[Data excerpts]
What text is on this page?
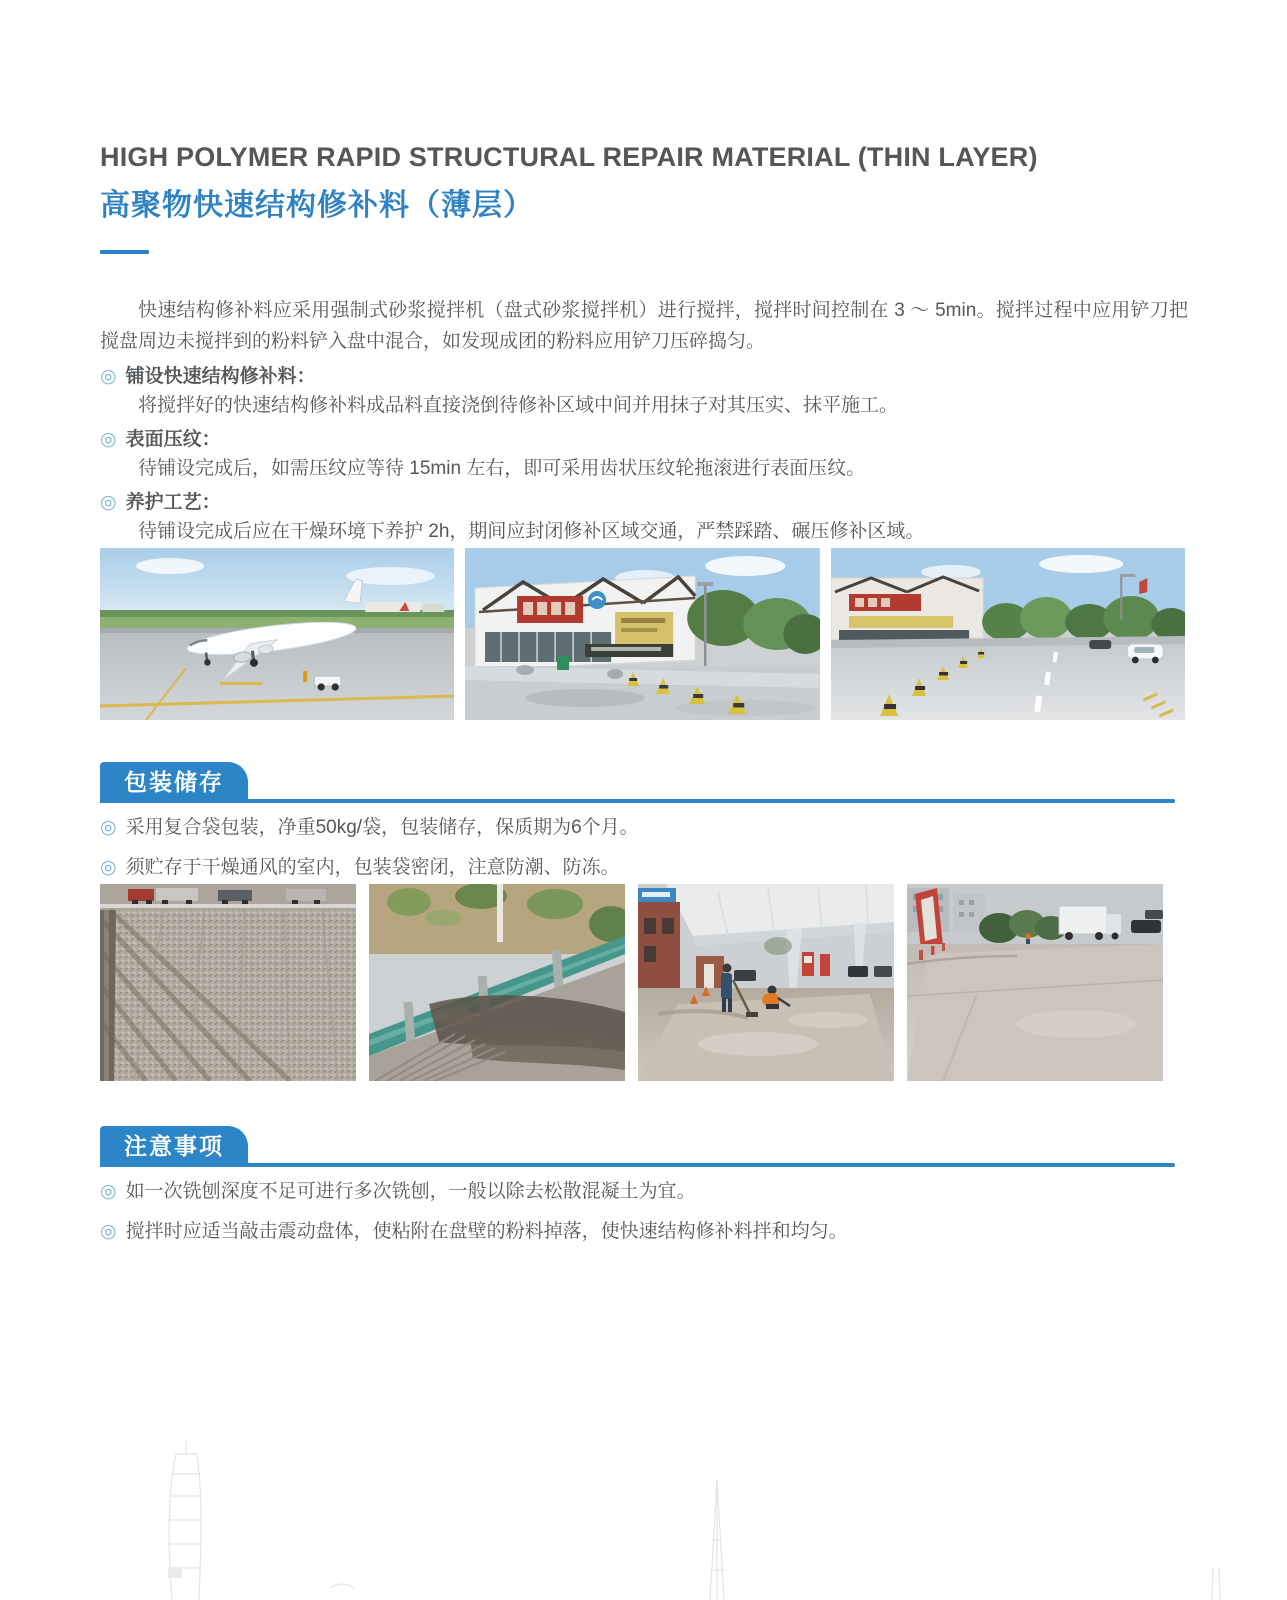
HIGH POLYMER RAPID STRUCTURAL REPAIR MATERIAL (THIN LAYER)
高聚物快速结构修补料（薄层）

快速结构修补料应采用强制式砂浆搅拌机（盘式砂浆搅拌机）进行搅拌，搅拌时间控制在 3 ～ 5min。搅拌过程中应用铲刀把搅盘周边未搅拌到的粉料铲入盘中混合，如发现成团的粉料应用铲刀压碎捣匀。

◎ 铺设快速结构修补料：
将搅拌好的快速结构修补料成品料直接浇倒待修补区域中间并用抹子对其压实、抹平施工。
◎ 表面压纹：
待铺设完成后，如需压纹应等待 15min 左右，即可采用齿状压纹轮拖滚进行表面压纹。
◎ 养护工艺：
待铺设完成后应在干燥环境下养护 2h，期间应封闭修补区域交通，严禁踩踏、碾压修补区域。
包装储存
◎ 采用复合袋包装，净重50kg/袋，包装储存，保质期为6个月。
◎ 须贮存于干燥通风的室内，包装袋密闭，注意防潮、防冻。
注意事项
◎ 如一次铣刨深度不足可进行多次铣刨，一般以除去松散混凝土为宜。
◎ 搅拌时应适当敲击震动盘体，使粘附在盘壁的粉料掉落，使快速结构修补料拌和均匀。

...

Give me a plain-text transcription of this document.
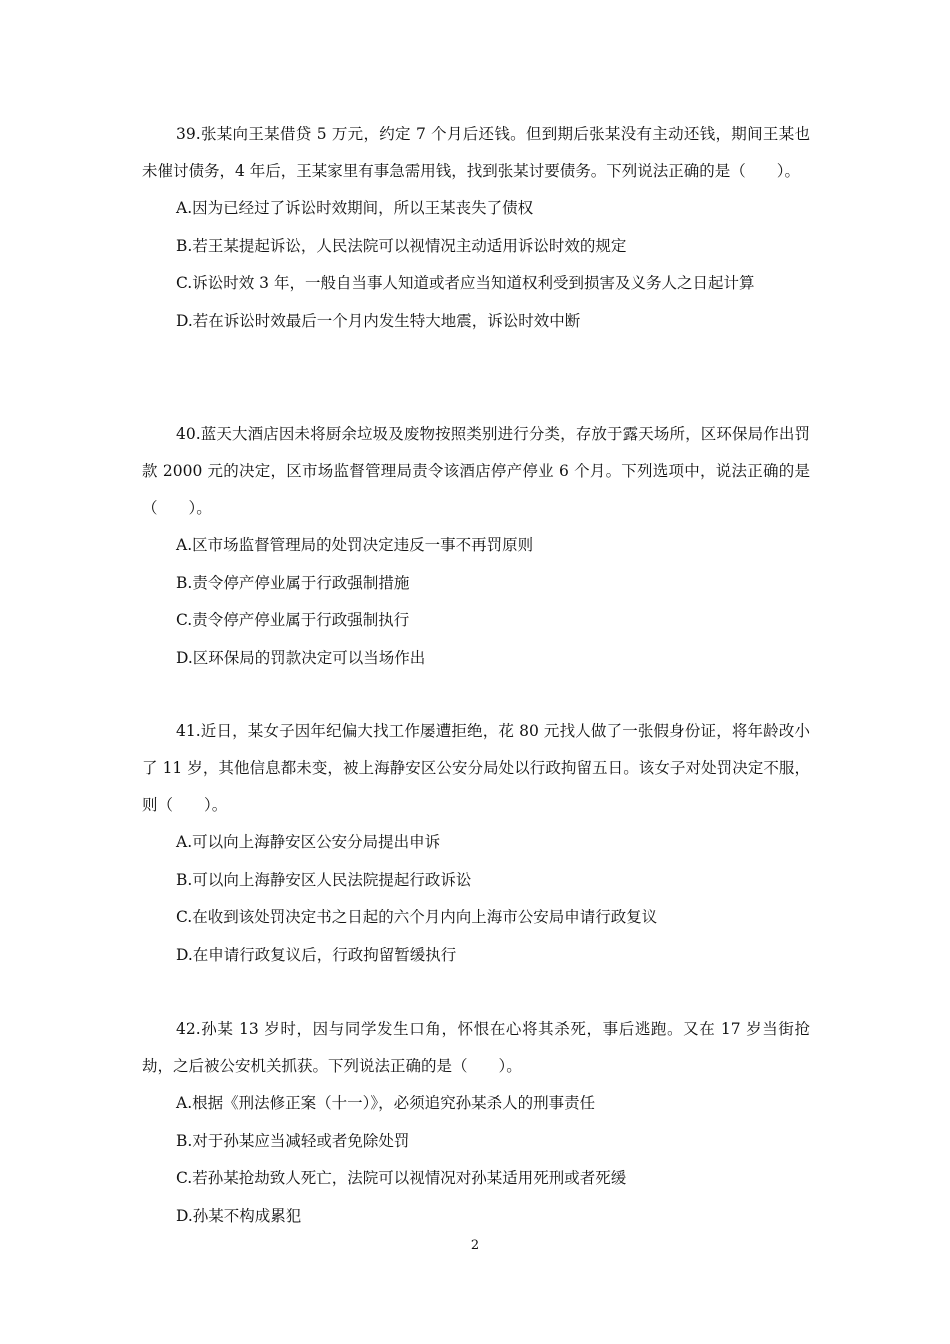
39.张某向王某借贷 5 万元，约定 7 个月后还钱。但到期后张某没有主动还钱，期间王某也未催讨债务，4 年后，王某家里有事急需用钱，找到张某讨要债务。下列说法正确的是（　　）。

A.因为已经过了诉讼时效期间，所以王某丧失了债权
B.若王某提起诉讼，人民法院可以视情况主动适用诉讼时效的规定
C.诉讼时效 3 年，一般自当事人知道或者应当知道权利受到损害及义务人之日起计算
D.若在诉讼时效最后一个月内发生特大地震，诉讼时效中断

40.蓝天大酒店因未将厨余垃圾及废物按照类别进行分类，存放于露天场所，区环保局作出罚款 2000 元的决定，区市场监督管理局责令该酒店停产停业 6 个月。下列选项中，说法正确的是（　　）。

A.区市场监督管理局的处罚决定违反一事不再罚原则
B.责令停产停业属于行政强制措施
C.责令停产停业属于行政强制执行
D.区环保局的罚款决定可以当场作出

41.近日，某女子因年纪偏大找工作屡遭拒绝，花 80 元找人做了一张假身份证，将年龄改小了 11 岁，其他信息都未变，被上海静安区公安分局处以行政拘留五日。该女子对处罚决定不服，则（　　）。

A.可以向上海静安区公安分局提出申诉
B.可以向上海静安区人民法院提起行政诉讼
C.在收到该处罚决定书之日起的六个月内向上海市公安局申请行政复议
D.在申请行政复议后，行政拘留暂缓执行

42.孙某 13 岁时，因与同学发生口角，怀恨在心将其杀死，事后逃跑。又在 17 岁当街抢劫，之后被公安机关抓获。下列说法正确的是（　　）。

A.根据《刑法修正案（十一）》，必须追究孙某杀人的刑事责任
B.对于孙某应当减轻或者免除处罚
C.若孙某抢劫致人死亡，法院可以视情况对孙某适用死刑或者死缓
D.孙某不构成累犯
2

* * *

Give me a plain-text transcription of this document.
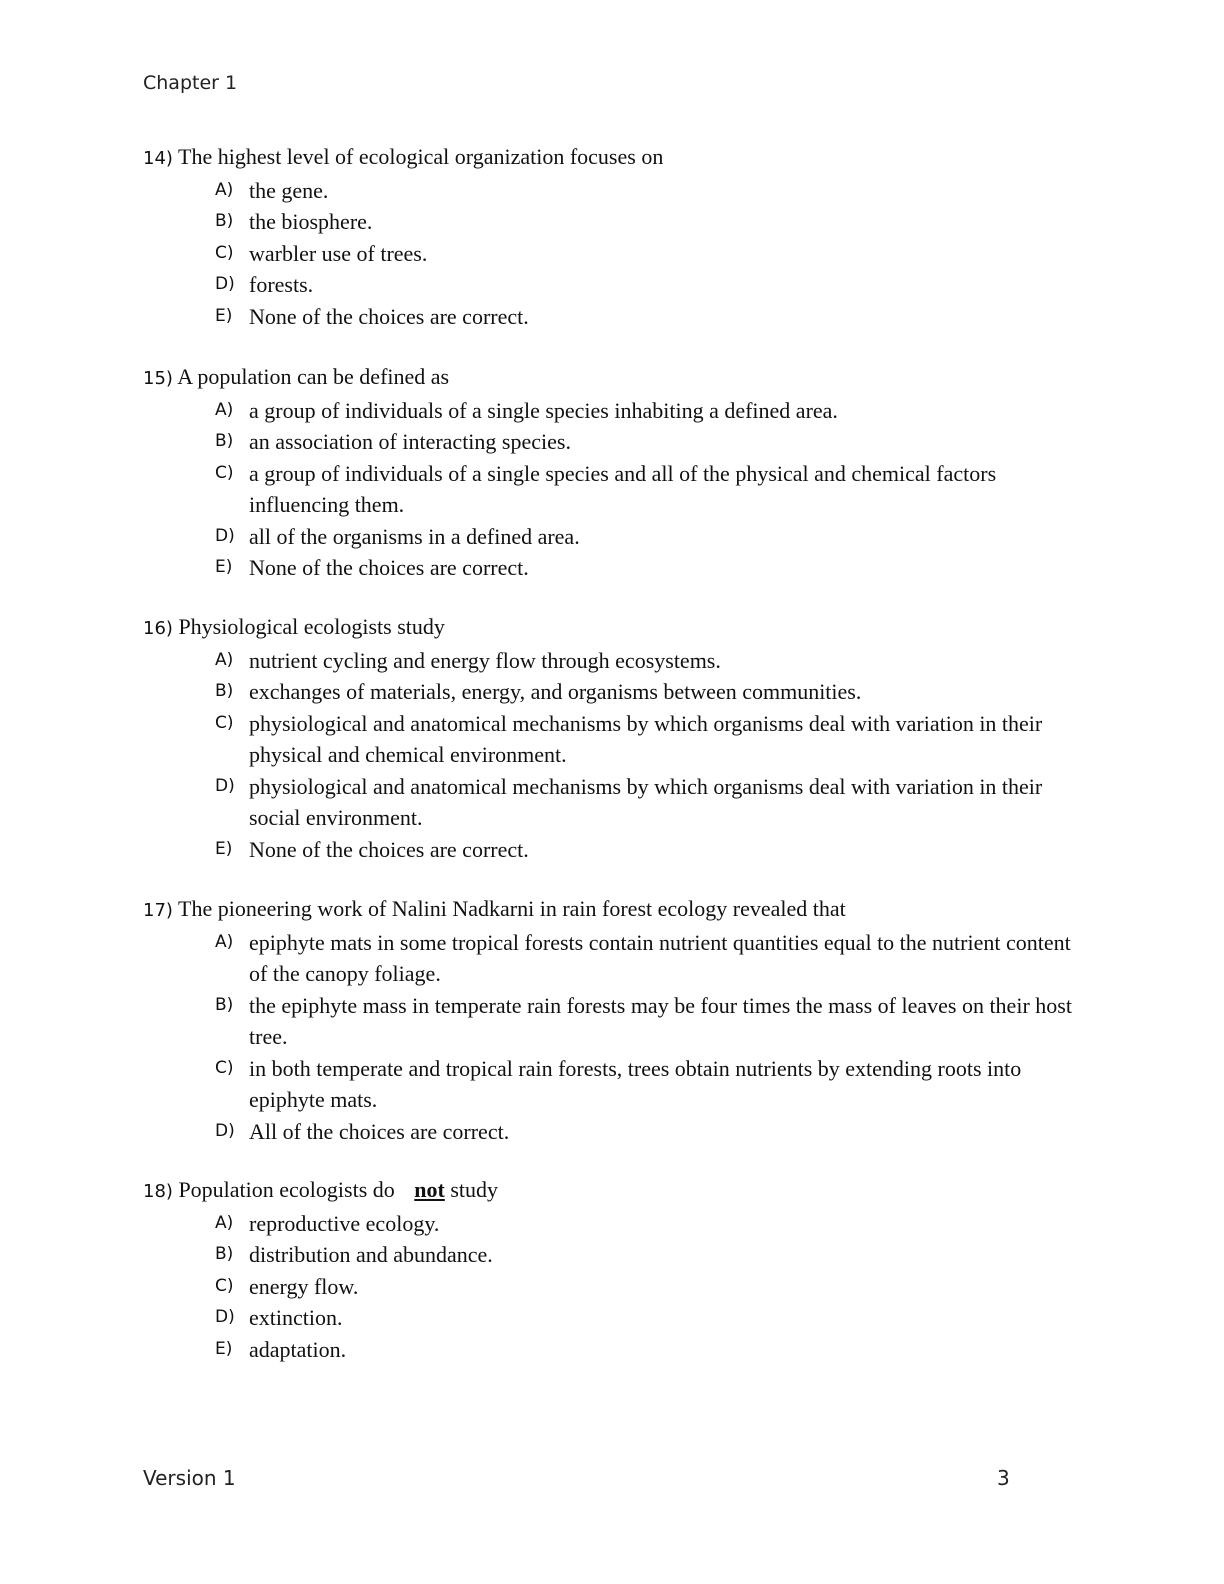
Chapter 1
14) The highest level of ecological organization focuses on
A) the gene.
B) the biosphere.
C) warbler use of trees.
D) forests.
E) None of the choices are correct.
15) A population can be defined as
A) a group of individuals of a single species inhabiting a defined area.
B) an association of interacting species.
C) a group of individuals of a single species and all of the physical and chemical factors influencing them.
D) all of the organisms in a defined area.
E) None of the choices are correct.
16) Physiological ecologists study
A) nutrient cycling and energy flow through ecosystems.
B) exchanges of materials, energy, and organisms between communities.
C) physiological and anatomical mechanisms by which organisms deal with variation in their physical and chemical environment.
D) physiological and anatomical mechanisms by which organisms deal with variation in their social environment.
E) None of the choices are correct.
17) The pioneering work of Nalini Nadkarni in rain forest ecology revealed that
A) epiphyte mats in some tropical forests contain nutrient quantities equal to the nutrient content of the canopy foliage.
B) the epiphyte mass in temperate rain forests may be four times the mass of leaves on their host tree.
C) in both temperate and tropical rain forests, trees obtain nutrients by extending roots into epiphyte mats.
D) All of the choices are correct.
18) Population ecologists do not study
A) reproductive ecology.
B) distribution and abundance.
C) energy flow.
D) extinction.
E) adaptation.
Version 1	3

:: To do ::
Count how many lines above include the word "individuals" and answer with that figure only.

:: Right answer ::
2